Exercise description: Write out every line of the material below exactly as it stands, leaving out the pictures.

>> Start

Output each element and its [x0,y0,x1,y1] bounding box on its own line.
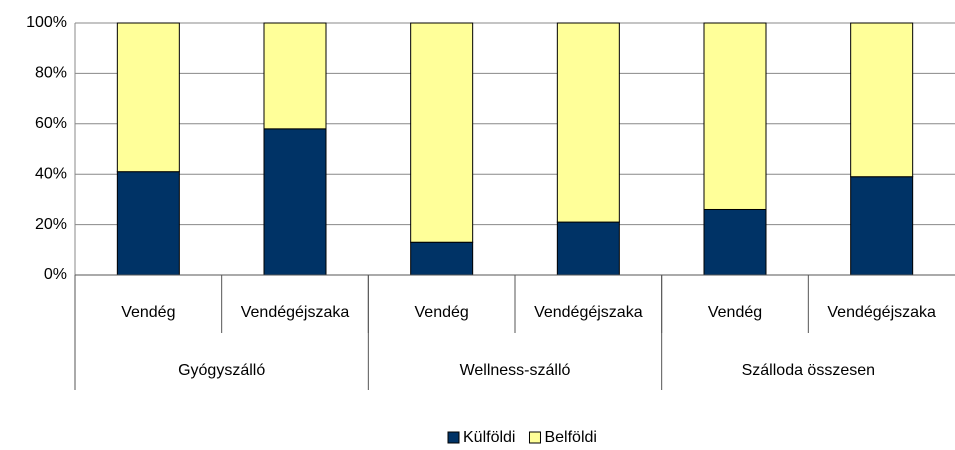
bar-segment [410,22,474,243]
bar-segment [703,208,767,276]
bar-segment [116,22,180,173]
legend-label: Belföldi [544,429,596,446]
bar-segment [263,22,327,130]
bar-segment [410,241,474,276]
y-tick-label: 40% [35,165,67,182]
group-label: Wellness-szálló [460,362,571,379]
bar-segment [116,171,180,276]
legend-swatch [447,431,460,444]
group-label: Gyógyszálló [178,362,265,379]
x-tick-label: Vendég [415,304,469,321]
y-tick-label: 60% [35,115,67,132]
x-tick-label: Vendég [121,304,175,321]
y-tick-label: 0% [44,266,67,283]
legend-swatch [528,431,541,444]
legend-label: Külföldi [463,429,515,446]
y-tick-label: 80% [35,65,67,82]
y-tick-label: 20% [35,216,67,233]
bar-segment [850,22,914,178]
y-tick-label: 100% [26,14,67,31]
x-tick-label: Vendég [708,304,762,321]
bar-segment [703,22,767,210]
x-tick-label: Vendégéjszaka [534,304,643,321]
group-label: Szálloda összesen [742,362,875,379]
bar-segment [263,128,327,276]
bar-segment [850,176,914,276]
x-tick-label: Vendégéjszaka [241,304,350,321]
bar-segment [556,221,620,276]
bar-segment [556,22,620,223]
x-tick-label: Vendégéjszaka [827,304,936,321]
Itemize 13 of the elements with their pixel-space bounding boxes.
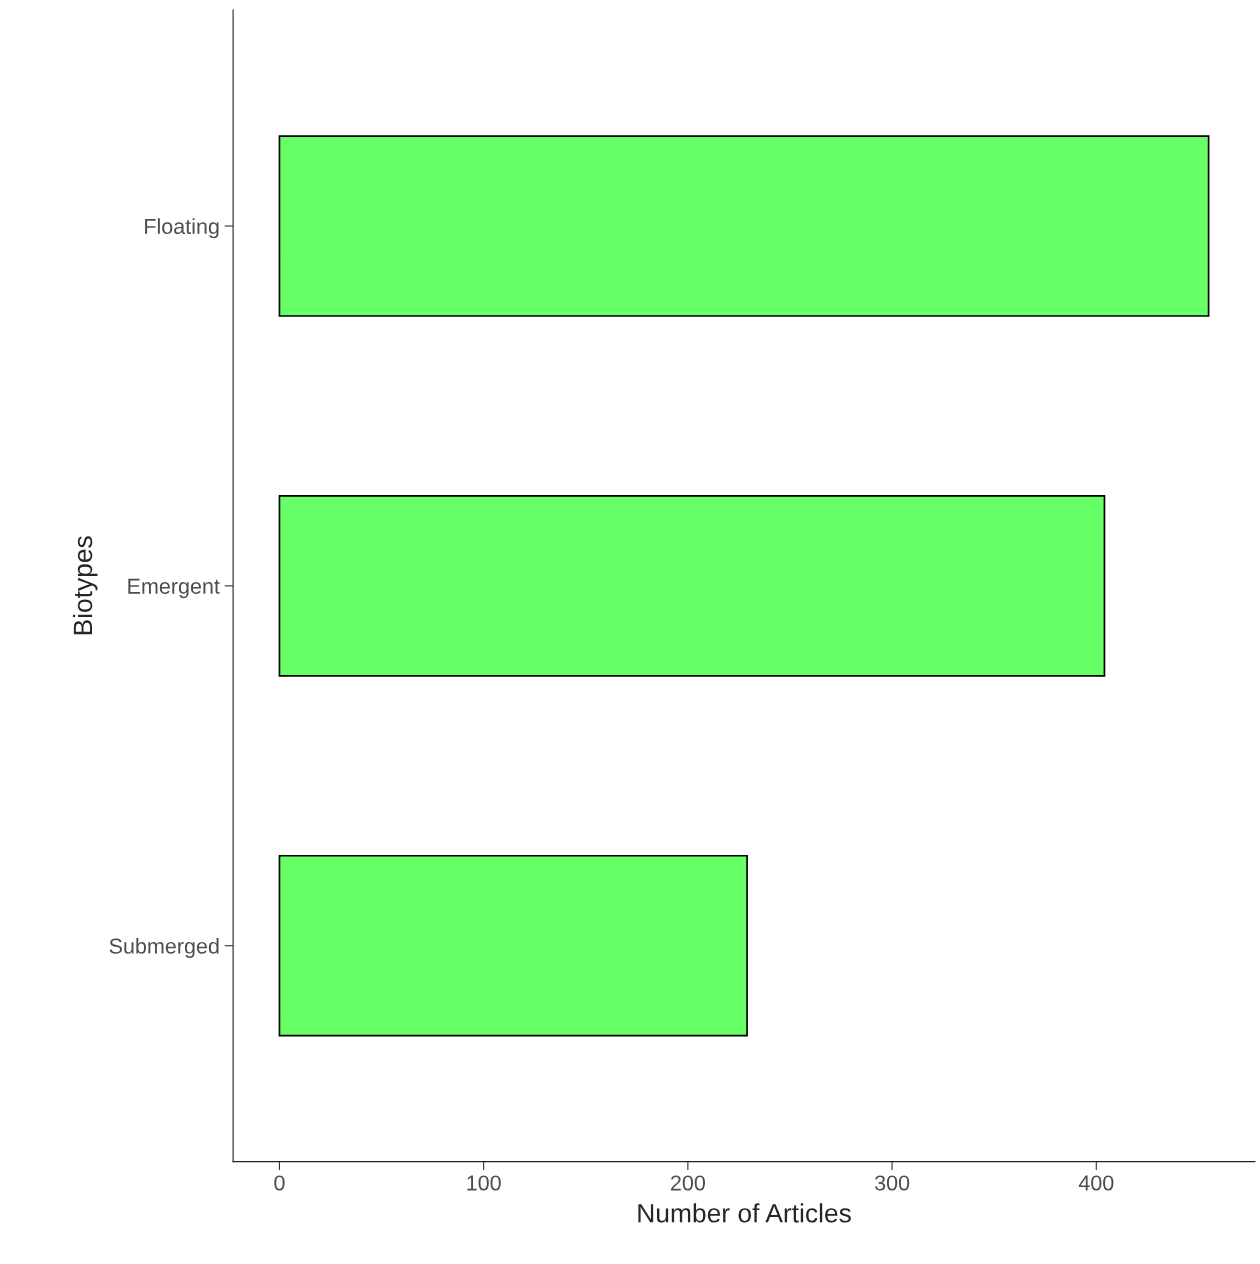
y-tick-label: Emergent: [128, 578, 220, 599]
x-tick-label: 100: [467, 1175, 501, 1191]
y-axis-title: Biotypes: [72, 536, 98, 635]
x-axis-title: Number of Articles: [638, 1203, 851, 1223]
y-tick-label: Submerged: [109, 937, 219, 958]
y-tick-label: Floating: [145, 218, 219, 239]
bar: [278, 495, 1106, 677]
x-tick-label: 400: [1078, 1175, 1114, 1191]
bar: [278, 854, 748, 1037]
bar: [278, 135, 1210, 317]
x-tick-label: 0: [274, 1175, 285, 1191]
x-tick-label: 200: [671, 1175, 705, 1191]
x-tick-label: 300: [874, 1175, 910, 1191]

>> End

Written response:
Output each element and its [x0,y0,x1,y1] bounding box on its own line.
bar-segment [410,22,474,243]
bar-segment [703,208,767,276]
bar-segment [116,22,180,173]
legend-label: Belföldi [544,429,596,446]
bar-segment [263,22,327,130]
bar-segment [410,241,474,276]
y-tick-label: 40% [35,165,67,182]
group-label: Wellness-szálló [460,362,571,379]
bar-segment [116,171,180,276]
legend-swatch [447,431,460,444]
group-label: Gyógyszálló [178,362,265,379]
x-tick-label: Vendég [415,304,469,321]
y-tick-label: 60% [35,115,67,132]
x-tick-label: Vendég [121,304,175,321]
y-tick-label: 0% [44,266,67,283]
legend-swatch [528,431,541,444]
legend-label: Külföldi [463,429,515,446]
y-tick-label: 80% [35,65,67,82]
y-tick-label: 20% [35,216,67,233]
bar-segment [850,22,914,178]
y-tick-label: 100% [26,14,67,31]
x-tick-label: Vendég [708,304,762,321]
bar-segment [703,22,767,210]
x-tick-label: Vendégéjszaka [534,304,643,321]
group-label: Szálloda összesen [742,362,875,379]
bar-segment [263,128,327,276]
bar-segment [850,176,914,276]
x-tick-label: Vendégéjszaka [241,304,350,321]
bar-segment [556,221,620,276]
bar-segment [556,22,620,223]
x-tick-label: Vendégéjszaka [827,304,936,321]
Itemize 13 of the elements with their pixel-space bounding boxes.
y-tick-label: Emergent: [128, 578, 220, 599]
x-tick-label: 100: [467, 1175, 501, 1191]
y-axis-title: Biotypes: [72, 536, 98, 635]
x-axis-title: Number of Articles: [638, 1203, 851, 1223]
y-tick-label: Submerged: [109, 937, 219, 958]
y-tick-label: Floating: [145, 218, 219, 239]
bar: [278, 495, 1106, 677]
x-tick-label: 400: [1078, 1175, 1114, 1191]
bar: [278, 854, 748, 1037]
bar: [278, 135, 1210, 317]
x-tick-label: 0: [274, 1175, 285, 1191]
x-tick-label: 200: [671, 1175, 705, 1191]
x-tick-label: 300: [874, 1175, 910, 1191]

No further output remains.